(Consigne A): Modifiez les enregistrements depuis leur début jusqu'à la ligne contenant « plus-icon [39,433,55,449] » incluse, en remplaçant « delete-button » par « remove-button » sans rien changer d'autre.

(Texte extrait):
Lettre de lecteur : l’actualité des militants de l’Affiche rouge et des résistances pendant la Deuxième Guerre mondiale

(Turc / Türk)

L’entrée au Panthéon de Missak Manouchian et de ceux de l’Affiche rouge comme la mémoire de tous ceux qui ont combattu le nazisme constituent un moment important sur le plan symbolique, historique et politique, à propos desquels il semble nécessaire de revenir sur les attitudes des uns et des autres, hier comme aujourd’hui.

Plan symbolique

Après les politiques à propos de l’immigration, de l’identité nationale et du droit du sol, voilà que le gouvernement Macron convie les « représentants élus de la Nation » à participer à la « grande communion républicaine » réunissant LFI, les staliniens et les néofascistes du RN.

Précisons que Missak Manouchian avait par deux fois demandé la nationalité française qui lui avait été refusée.

Rappelons aussi que le PCF avait organisé une campagne nationale pour qu’une de ses anciennes militantes, Martha Desrumaux, entre au Panthéon.

(Enregistrements fournis):
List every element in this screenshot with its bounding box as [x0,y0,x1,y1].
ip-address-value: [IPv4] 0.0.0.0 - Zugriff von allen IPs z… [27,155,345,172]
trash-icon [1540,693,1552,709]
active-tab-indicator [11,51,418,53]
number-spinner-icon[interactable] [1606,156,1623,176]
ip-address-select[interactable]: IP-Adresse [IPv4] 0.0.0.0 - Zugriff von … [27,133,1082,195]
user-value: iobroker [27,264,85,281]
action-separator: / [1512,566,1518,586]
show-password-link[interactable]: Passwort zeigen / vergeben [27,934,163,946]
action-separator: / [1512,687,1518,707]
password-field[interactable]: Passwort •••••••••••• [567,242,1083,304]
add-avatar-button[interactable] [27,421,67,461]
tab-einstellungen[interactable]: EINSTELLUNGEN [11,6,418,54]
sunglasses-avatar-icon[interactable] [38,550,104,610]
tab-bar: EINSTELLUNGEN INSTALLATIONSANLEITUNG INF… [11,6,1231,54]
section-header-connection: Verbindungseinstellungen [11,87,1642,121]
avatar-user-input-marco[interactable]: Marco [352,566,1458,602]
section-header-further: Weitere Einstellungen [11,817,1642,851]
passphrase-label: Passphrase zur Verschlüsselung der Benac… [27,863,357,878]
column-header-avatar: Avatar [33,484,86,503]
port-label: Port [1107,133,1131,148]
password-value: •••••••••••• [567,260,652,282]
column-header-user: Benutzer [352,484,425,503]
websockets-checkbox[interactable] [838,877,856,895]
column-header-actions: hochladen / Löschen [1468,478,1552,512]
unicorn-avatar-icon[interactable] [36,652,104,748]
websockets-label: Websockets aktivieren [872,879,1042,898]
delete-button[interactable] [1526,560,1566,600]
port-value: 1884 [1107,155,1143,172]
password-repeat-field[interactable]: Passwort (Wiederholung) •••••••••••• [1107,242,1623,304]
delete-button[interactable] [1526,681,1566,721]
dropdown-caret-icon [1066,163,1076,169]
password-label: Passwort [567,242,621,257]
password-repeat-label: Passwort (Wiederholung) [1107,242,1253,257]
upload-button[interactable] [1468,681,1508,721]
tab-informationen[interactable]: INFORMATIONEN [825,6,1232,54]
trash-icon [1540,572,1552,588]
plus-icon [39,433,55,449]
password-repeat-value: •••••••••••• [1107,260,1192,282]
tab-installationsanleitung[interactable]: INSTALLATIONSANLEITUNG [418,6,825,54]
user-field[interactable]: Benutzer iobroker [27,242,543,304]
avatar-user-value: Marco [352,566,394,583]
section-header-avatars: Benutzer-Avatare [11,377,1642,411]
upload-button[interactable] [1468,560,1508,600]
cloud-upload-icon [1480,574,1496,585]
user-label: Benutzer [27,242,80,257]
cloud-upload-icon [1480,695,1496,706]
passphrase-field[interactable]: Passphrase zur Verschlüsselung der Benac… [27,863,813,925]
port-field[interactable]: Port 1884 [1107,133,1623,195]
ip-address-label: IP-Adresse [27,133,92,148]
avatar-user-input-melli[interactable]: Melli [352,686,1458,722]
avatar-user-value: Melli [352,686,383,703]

(Consigne B): Recopiez à l'identique le passage de la lettre sur l'Affiche rouge en commençant par « Lettre de lecteur » et en allant jusqu'à « avait été refusée. ».

(Réponse correcte A):
List every element in this screenshot with its bounding box as [x0,y0,x1,y1].
ip-address-value: [IPv4] 0.0.0.0 - Zugriff von allen IPs z… [27,155,345,172]
trash-icon [1540,693,1552,709]
active-tab-indicator [11,51,418,53]
number-spinner-icon[interactable] [1606,156,1623,176]
ip-address-select[interactable]: IP-Adresse [IPv4] 0.0.0.0 - Zugriff von … [27,133,1082,195]
user-value: iobroker [27,264,85,281]
action-separator: / [1512,566,1518,586]
show-password-link[interactable]: Passwort zeigen / vergeben [27,934,163,946]
action-separator: / [1512,687,1518,707]
password-field[interactable]: Passwort •••••••••••• [567,242,1083,304]
add-avatar-button[interactable] [27,421,67,461]
tab-einstellungen[interactable]: EINSTELLUNGEN [11,6,418,54]
sunglasses-avatar-icon[interactable] [38,550,104,610]
tab-bar: EINSTELLUNGEN INSTALLATIONSANLEITUNG INF… [11,6,1231,54]
section-header-connection: Verbindungseinstellungen [11,87,1642,121]
avatar-user-input-marco[interactable]: Marco [352,566,1458,602]
section-header-further: Weitere Einstellungen [11,817,1642,851]
passphrase-label: Passphrase zur Verschlüsselung der Benac… [27,863,357,878]
column-header-avatar: Avatar [33,484,86,503]
port-label: Port [1107,133,1131,148]
password-value: •••••••••••• [567,260,652,282]
column-header-user: Benutzer [352,484,425,503]
websockets-checkbox[interactable] [838,877,856,895]
column-header-actions: hochladen / Löschen [1468,478,1552,512]
unicorn-avatar-icon[interactable] [36,652,104,748]
websockets-label: Websockets aktivieren [872,879,1042,898]
remove-button[interactable] [1526,560,1566,600]
port-value: 1884 [1107,155,1143,172]
password-repeat-field[interactable]: Passwort (Wiederholung) •••••••••••• [1107,242,1623,304]
remove-button[interactable] [1526,681,1566,721]
dropdown-caret-icon [1066,163,1076,169]
password-label: Passwort [567,242,621,257]
password-repeat-label: Passwort (Wiederholung) [1107,242,1253,257]
upload-button[interactable] [1468,681,1508,721]
tab-informationen[interactable]: INFORMATIONEN [825,6,1232,54]
trash-icon [1540,572,1552,588]
plus-icon [39,433,55,449]

(Réponse correcte B):
Lettre de lecteur : l’actualité des militants de l’Affiche rouge et des résistances pendant la Deuxième Guerre mondiale

(Turc / Türk)

L’entrée au Panthéon de Missak Manouchian et de ceux de l’Affiche rouge comme la mémoire de tous ceux qui ont combattu le nazisme constituent un moment important sur le plan symbolique, historique et politique, à propos desquels il semble nécessaire de revenir sur les attitudes des uns et des autres, hier comme aujourd’hui.

Plan symbolique

Après les politiques à propos de l’immigration, de l’identité nationale et du droit du sol, voilà que le gouvernement Macron convie les « représentants élus de la Nation » à participer à la « grande communion républicaine » réunissant LFI, les staliniens et les néofascistes du RN.

Précisons que Missak Manouchian avait par deux fois demandé la nationalité française qui lui avait été refusée.